→ YOUR OBJECTIVE:
Locate each line with the string "into" in the listing below and copy it.

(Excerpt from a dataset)
-- BEGIN --

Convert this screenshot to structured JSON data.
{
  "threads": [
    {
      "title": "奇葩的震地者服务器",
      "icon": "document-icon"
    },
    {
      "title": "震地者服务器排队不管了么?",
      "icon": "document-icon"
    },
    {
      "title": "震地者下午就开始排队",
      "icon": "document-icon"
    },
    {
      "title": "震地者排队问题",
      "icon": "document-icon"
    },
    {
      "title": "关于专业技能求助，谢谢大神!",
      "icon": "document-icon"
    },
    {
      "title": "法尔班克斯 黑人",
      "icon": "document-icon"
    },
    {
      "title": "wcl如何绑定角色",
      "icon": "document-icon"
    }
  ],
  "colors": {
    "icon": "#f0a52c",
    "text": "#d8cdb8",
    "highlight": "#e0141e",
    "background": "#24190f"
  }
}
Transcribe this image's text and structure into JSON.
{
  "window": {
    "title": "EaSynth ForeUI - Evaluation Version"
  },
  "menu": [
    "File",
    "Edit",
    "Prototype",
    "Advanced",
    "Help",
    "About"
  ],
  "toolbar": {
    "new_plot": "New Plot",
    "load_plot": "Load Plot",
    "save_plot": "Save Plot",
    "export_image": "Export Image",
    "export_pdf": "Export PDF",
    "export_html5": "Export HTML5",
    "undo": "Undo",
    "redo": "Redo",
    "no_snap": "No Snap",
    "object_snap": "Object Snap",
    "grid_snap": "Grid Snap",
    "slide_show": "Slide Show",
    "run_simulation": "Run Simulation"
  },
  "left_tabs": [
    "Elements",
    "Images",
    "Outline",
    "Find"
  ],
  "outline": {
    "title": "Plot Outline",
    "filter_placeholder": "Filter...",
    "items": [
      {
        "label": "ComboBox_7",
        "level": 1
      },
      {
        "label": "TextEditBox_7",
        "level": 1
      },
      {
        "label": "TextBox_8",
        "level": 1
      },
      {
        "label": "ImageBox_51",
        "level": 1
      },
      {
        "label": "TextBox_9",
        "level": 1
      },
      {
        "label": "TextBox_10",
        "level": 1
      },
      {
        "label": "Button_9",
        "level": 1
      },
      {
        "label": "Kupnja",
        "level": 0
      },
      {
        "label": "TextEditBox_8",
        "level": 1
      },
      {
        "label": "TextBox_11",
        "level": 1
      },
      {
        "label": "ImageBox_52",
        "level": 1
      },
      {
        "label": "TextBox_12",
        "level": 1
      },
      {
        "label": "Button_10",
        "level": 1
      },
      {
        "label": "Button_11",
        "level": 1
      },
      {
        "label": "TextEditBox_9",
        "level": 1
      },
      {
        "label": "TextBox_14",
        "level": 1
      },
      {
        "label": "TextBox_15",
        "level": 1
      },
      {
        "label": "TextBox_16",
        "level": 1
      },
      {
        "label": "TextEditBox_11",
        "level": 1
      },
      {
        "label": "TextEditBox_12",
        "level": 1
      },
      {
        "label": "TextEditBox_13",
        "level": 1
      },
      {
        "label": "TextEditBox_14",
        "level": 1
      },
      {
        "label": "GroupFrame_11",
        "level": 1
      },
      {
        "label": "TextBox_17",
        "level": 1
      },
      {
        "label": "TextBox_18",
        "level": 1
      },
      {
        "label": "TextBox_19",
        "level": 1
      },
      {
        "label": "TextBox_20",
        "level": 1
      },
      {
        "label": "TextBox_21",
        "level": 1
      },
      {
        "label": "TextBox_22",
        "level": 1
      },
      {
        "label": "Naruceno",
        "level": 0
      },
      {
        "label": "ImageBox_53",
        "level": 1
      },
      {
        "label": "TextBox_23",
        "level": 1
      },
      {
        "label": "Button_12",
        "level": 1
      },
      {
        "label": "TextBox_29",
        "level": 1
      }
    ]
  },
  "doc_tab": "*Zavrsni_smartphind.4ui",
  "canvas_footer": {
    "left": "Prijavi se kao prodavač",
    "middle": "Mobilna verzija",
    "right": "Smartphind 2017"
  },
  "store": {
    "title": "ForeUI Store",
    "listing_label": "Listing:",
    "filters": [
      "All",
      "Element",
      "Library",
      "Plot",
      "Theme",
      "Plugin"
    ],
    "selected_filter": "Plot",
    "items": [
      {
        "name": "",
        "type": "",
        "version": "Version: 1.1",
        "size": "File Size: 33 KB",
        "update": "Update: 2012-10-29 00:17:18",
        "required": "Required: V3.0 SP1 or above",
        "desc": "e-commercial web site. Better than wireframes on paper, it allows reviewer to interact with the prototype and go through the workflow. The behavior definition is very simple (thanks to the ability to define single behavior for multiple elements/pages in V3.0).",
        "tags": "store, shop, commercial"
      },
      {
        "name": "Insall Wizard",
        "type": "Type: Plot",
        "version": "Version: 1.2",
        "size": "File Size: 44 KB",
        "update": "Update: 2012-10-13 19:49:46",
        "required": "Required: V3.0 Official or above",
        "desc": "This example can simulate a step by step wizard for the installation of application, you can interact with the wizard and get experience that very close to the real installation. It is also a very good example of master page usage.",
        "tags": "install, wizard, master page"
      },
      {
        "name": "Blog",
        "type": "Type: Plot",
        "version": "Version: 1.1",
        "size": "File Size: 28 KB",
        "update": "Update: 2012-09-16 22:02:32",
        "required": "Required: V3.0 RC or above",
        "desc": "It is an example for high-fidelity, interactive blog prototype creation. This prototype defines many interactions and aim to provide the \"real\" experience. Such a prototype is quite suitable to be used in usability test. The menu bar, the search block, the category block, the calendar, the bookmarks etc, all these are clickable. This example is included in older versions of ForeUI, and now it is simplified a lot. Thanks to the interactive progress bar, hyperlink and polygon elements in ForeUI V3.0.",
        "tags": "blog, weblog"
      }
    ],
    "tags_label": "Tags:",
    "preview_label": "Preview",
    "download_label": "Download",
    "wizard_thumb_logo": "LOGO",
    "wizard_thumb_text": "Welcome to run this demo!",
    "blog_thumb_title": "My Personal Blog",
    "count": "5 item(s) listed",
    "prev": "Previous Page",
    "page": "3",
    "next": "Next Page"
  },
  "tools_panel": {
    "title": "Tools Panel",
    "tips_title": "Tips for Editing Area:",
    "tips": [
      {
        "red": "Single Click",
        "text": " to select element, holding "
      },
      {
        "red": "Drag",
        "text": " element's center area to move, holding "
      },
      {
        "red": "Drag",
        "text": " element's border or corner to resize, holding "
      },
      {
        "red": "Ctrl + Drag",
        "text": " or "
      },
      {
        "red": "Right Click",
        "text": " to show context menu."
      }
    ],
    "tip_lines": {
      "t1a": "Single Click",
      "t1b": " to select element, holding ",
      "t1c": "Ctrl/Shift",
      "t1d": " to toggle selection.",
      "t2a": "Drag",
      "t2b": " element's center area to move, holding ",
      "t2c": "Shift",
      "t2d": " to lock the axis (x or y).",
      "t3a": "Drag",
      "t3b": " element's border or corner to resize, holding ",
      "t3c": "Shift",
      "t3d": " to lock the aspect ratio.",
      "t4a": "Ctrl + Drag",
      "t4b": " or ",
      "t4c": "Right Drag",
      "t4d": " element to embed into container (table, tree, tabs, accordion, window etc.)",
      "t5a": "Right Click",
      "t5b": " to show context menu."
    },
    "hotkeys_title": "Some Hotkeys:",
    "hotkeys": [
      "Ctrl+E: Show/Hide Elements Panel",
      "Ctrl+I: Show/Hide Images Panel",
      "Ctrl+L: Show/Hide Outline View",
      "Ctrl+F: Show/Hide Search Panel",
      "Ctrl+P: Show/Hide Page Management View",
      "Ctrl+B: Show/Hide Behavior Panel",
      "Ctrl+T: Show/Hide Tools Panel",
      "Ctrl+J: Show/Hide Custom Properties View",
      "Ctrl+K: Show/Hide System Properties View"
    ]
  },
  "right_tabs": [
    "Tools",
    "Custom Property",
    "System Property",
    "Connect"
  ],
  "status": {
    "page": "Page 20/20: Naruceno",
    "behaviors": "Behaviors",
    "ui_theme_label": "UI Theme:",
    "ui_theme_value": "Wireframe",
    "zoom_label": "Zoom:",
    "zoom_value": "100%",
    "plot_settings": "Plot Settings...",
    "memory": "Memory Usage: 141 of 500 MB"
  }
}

-- END --

→ SOLUTION TO THE EXERCISE:
Transcribe this image's text and structure into JSON.
      "t4d": " element to embed into container (table, tree, tabs, accordion, window etc.)",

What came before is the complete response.